**Goal**
Quote every entry word for word.

**Dataset extract**
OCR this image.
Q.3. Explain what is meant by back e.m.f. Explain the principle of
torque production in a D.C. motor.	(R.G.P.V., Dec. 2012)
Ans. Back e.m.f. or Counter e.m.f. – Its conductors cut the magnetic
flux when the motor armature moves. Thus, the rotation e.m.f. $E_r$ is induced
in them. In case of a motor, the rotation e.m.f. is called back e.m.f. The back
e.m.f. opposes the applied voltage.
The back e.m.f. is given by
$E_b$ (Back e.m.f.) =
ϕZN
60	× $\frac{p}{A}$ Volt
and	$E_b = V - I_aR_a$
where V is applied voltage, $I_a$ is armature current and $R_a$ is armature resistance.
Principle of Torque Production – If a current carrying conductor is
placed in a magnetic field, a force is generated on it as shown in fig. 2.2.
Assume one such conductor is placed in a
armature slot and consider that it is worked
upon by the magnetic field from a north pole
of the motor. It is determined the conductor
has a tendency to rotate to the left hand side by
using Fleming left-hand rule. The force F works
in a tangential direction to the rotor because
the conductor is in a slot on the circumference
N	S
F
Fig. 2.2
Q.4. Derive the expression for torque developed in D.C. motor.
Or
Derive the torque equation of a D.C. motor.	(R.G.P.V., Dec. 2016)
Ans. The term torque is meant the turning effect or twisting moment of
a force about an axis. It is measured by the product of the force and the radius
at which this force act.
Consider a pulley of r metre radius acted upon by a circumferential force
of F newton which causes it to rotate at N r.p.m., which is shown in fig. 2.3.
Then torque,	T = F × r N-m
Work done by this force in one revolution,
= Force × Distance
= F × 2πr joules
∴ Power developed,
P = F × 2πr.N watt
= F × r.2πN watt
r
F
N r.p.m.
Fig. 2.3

**Problem solution**
OCR this image.
Q.3. Explain what is meant by back e.m.f. Explain the principle of
torque production in a D.C. motor.	(R.G.P.V., Dec. 2012)
Ans. Back e.m.f. or Counter e.m.f. – Its conductors cut the magnetic
flux when the motor armature moves. Thus, the rotation e.m.f. $E_r$ is induced
in them. In case of a motor, the rotation e.m.f. is called back e.m.f. The back
e.m.f. opposes the applied voltage.
The back e.m.f. is given by
$E_b$ (Back e.m.f.) =
ϕZN
60	× $\frac{p}{A}$ Volt
and	$E_b = V - I_aR_a$
where V is applied voltage, $I_a$ is armature current and $R_a$ is armature resistance.
Principle of Torque Production – If a current carrying conductor is
placed in a magnetic field, a force is generated on it as shown in fig. 2.2.
Assume one such conductor is placed in a
armature slot and consider that it is worked
upon by the magnetic field from a north pole
of the motor. It is determined the conductor
has a tendency to rotate to the left hand side by
using Fleming left-hand rule. The force F works
in a tangential direction to the rotor because
the conductor is in a slot on the circumference
N	S
F
Fig. 2.2
Q.4. Derive the expression for torque developed in D.C. motor.
Or
Derive the torque equation of a D.C. motor.	(R.G.P.V., Dec. 2016)
Ans. The term torque is meant the turning effect or twisting moment of
a force about an axis. It is measured by the product of the force and the radius
at which this force act.
Consider a pulley of r metre radius acted upon by a circumferential force
of F newton which causes it to rotate at N r.p.m., which is shown in fig. 2.3.
Then torque,	T = F × r N-m
Work done by this force in one revolution,
= Force × Distance
= F × 2πr joules
∴ Power developed,
P = F × 2πr.N watt
= F × r.2πN watt
r
F
N r.p.m.
Fig. 2.3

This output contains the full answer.